▸ **DIRECTIONS**: Transcribe the entries exactly; images are not part of the copy.

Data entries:
# # # # # # #

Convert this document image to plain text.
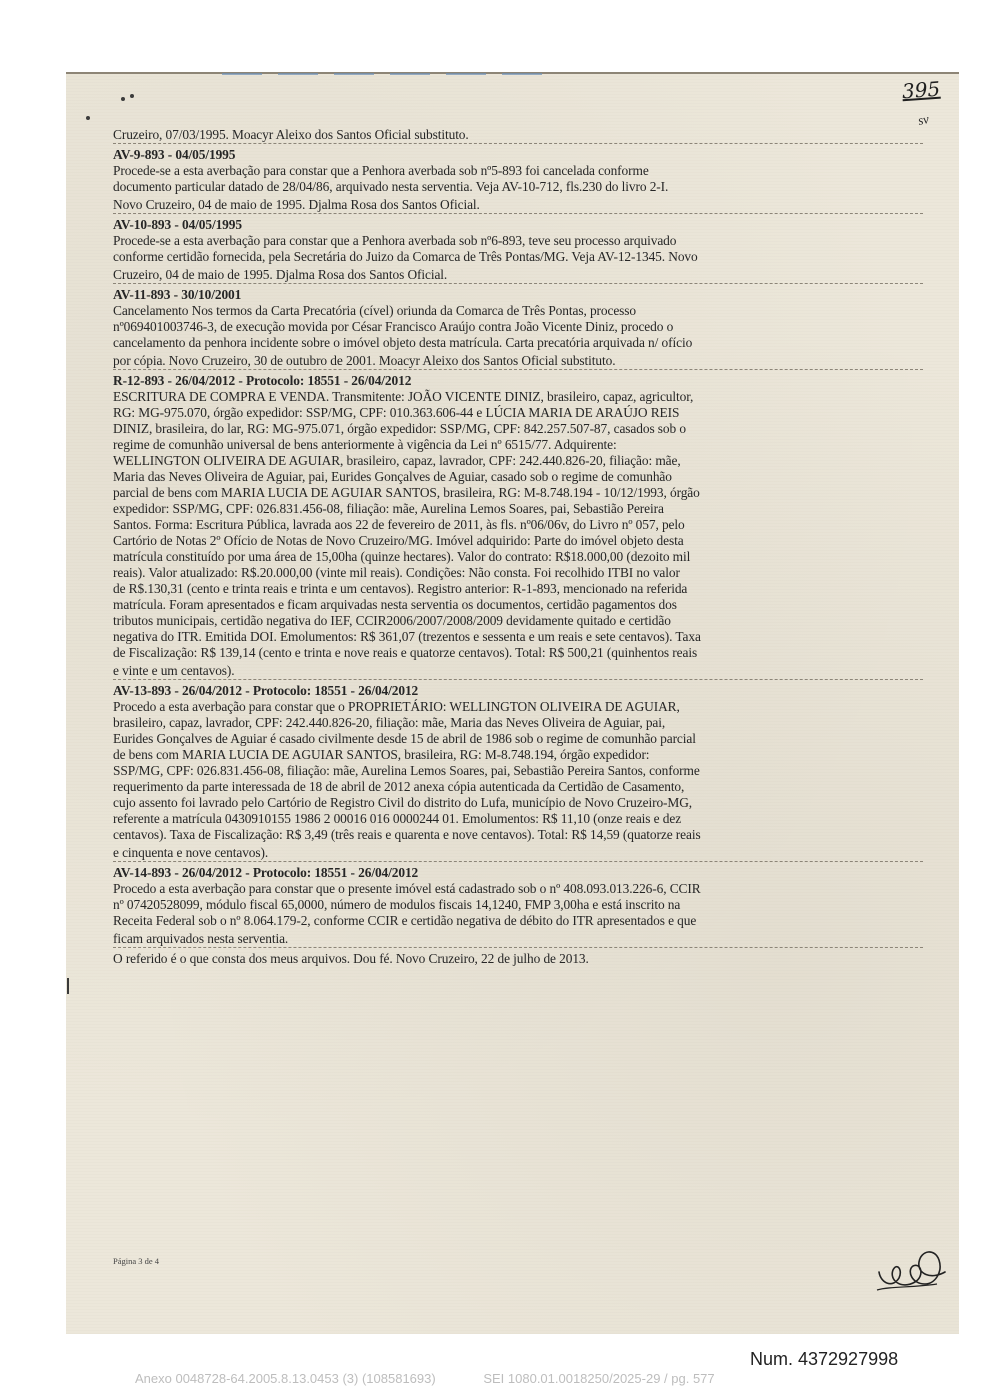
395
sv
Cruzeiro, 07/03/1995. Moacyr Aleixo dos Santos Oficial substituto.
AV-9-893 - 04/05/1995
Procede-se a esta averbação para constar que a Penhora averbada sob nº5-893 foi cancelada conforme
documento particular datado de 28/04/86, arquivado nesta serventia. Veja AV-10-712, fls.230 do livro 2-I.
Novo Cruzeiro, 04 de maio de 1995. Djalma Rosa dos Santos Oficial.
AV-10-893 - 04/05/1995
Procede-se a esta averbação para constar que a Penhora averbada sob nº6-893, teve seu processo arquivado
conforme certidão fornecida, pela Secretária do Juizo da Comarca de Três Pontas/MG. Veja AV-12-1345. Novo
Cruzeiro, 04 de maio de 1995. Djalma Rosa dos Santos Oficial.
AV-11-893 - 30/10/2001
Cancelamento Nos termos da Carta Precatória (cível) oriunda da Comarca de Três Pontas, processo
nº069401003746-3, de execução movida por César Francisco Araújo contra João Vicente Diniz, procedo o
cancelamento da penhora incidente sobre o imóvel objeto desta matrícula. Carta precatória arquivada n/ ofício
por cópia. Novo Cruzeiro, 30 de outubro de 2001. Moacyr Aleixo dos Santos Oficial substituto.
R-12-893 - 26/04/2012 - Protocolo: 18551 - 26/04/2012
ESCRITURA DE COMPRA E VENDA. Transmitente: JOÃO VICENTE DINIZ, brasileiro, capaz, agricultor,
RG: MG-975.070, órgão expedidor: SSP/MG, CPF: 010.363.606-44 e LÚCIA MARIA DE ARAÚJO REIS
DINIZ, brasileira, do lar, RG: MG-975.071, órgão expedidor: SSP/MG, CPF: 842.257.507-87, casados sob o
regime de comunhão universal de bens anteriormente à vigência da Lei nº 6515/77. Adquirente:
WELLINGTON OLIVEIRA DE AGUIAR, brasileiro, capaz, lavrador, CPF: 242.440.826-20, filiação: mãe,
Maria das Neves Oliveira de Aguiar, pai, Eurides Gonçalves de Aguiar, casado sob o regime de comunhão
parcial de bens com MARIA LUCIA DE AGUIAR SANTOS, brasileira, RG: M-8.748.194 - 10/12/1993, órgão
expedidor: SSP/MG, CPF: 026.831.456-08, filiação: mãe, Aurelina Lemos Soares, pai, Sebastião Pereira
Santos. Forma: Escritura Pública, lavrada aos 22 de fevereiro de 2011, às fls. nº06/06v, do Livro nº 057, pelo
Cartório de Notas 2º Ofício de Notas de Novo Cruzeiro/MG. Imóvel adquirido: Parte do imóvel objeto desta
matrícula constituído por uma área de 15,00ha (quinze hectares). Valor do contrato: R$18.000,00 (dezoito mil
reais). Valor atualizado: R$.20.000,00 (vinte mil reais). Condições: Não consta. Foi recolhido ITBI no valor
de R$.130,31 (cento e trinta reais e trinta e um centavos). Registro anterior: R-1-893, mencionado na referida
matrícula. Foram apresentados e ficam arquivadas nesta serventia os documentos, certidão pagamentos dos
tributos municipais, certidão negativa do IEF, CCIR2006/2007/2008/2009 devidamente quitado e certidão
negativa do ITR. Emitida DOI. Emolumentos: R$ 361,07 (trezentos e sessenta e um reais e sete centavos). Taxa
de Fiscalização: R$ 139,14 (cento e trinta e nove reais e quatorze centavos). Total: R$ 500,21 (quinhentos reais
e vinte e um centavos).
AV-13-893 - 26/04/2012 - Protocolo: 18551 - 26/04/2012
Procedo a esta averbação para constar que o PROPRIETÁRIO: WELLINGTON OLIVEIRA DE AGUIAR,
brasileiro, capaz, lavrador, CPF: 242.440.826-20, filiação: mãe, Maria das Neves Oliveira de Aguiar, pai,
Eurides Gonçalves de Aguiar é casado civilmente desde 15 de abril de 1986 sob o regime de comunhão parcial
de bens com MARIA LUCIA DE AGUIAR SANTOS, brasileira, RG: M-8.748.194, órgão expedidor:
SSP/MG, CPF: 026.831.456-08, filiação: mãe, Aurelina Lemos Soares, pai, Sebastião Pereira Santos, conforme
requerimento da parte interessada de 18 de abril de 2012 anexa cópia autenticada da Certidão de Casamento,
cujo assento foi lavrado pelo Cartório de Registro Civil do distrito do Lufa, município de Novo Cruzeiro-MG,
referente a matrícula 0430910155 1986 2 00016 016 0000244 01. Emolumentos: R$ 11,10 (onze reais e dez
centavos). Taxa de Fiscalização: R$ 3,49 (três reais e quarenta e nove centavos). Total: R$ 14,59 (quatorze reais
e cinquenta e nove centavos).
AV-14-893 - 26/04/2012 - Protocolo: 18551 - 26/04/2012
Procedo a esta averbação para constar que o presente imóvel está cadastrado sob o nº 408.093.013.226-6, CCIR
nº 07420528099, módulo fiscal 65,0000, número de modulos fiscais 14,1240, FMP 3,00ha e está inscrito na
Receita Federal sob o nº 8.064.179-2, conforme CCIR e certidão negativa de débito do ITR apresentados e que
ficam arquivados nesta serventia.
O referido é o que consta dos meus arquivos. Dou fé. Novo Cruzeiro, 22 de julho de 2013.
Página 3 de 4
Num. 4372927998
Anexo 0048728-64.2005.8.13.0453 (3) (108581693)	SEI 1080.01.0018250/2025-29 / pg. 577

# # # # # # #

▸ **EXERCISE RESULT**:
Convert this document image to plain text.
395
sv
Cruzeiro, 07/03/1995. Moacyr Aleixo dos Santos Oficial substituto.
AV-9-893 - 04/05/1995
Procede-se a esta averbação para constar que a Penhora averbada sob nº5-893 foi cancelada conforme
documento particular datado de 28/04/86, arquivado nesta serventia. Veja AV-10-712, fls.230 do livro 2-I.
Novo Cruzeiro, 04 de maio de 1995. Djalma Rosa dos Santos Oficial.
AV-10-893 - 04/05/1995
Procede-se a esta averbação para constar que a Penhora averbada sob nº6-893, teve seu processo arquivado
conforme certidão fornecida, pela Secretária do Juizo da Comarca de Três Pontas/MG. Veja AV-12-1345. Novo
Cruzeiro, 04 de maio de 1995. Djalma Rosa dos Santos Oficial.
AV-11-893 - 30/10/2001
Cancelamento Nos termos da Carta Precatória (cível) oriunda da Comarca de Três Pontas, processo
nº069401003746-3, de execução movida por César Francisco Araújo contra João Vicente Diniz, procedo o
cancelamento da penhora incidente sobre o imóvel objeto desta matrícula. Carta precatória arquivada n/ ofício
por cópia. Novo Cruzeiro, 30 de outubro de 2001. Moacyr Aleixo dos Santos Oficial substituto.
R-12-893 - 26/04/2012 - Protocolo: 18551 - 26/04/2012
ESCRITURA DE COMPRA E VENDA. Transmitente: JOÃO VICENTE DINIZ, brasileiro, capaz, agricultor,
RG: MG-975.070, órgão expedidor: SSP/MG, CPF: 010.363.606-44 e LÚCIA MARIA DE ARAÚJO REIS
DINIZ, brasileira, do lar, RG: MG-975.071, órgão expedidor: SSP/MG, CPF: 842.257.507-87, casados sob o
regime de comunhão universal de bens anteriormente à vigência da Lei nº 6515/77. Adquirente:
WELLINGTON OLIVEIRA DE AGUIAR, brasileiro, capaz, lavrador, CPF: 242.440.826-20, filiação: mãe,
Maria das Neves Oliveira de Aguiar, pai, Eurides Gonçalves de Aguiar, casado sob o regime de comunhão
parcial de bens com MARIA LUCIA DE AGUIAR SANTOS, brasileira, RG: M-8.748.194 - 10/12/1993, órgão
expedidor: SSP/MG, CPF: 026.831.456-08, filiação: mãe, Aurelina Lemos Soares, pai, Sebastião Pereira
Santos. Forma: Escritura Pública, lavrada aos 22 de fevereiro de 2011, às fls. nº06/06v, do Livro nº 057, pelo
Cartório de Notas 2º Ofício de Notas de Novo Cruzeiro/MG. Imóvel adquirido: Parte do imóvel objeto desta
matrícula constituído por uma área de 15,00ha (quinze hectares). Valor do contrato: R$18.000,00 (dezoito mil
reais). Valor atualizado: R$.20.000,00 (vinte mil reais). Condições: Não consta. Foi recolhido ITBI no valor
de R$.130,31 (cento e trinta reais e trinta e um centavos). Registro anterior: R-1-893, mencionado na referida
matrícula. Foram apresentados e ficam arquivadas nesta serventia os documentos, certidão pagamentos dos
tributos municipais, certidão negativa do IEF, CCIR2006/2007/2008/2009 devidamente quitado e certidão
negativa do ITR. Emitida DOI. Emolumentos: R$ 361,07 (trezentos e sessenta e um reais e sete centavos). Taxa
de Fiscalização: R$ 139,14 (cento e trinta e nove reais e quatorze centavos). Total: R$ 500,21 (quinhentos reais
e vinte e um centavos).
AV-13-893 - 26/04/2012 - Protocolo: 18551 - 26/04/2012
Procedo a esta averbação para constar que o PROPRIETÁRIO: WELLINGTON OLIVEIRA DE AGUIAR,
brasileiro, capaz, lavrador, CPF: 242.440.826-20, filiação: mãe, Maria das Neves Oliveira de Aguiar, pai,
Eurides Gonçalves de Aguiar é casado civilmente desde 15 de abril de 1986 sob o regime de comunhão parcial
de bens com MARIA LUCIA DE AGUIAR SANTOS, brasileira, RG: M-8.748.194, órgão expedidor:
SSP/MG, CPF: 026.831.456-08, filiação: mãe, Aurelina Lemos Soares, pai, Sebastião Pereira Santos, conforme
requerimento da parte interessada de 18 de abril de 2012 anexa cópia autenticada da Certidão de Casamento,
cujo assento foi lavrado pelo Cartório de Registro Civil do distrito do Lufa, município de Novo Cruzeiro-MG,
referente a matrícula 0430910155 1986 2 00016 016 0000244 01. Emolumentos: R$ 11,10 (onze reais e dez
centavos). Taxa de Fiscalização: R$ 3,49 (três reais e quarenta e nove centavos). Total: R$ 14,59 (quatorze reais
e cinquenta e nove centavos).
AV-14-893 - 26/04/2012 - Protocolo: 18551 - 26/04/2012
Procedo a esta averbação para constar que o presente imóvel está cadastrado sob o nº 408.093.013.226-6, CCIR
nº 07420528099, módulo fiscal 65,0000, número de modulos fiscais 14,1240, FMP 3,00ha e está inscrito na
Receita Federal sob o nº 8.064.179-2, conforme CCIR e certidão negativa de débito do ITR apresentados e que
ficam arquivados nesta serventia.
O referido é o que consta dos meus arquivos. Dou fé. Novo Cruzeiro, 22 de julho de 2013.
Página 3 de 4
Num. 4372927998
Anexo 0048728-64.2005.8.13.0453 (3) (108581693)	SEI 1080.01.0018250/2025-29 / pg. 577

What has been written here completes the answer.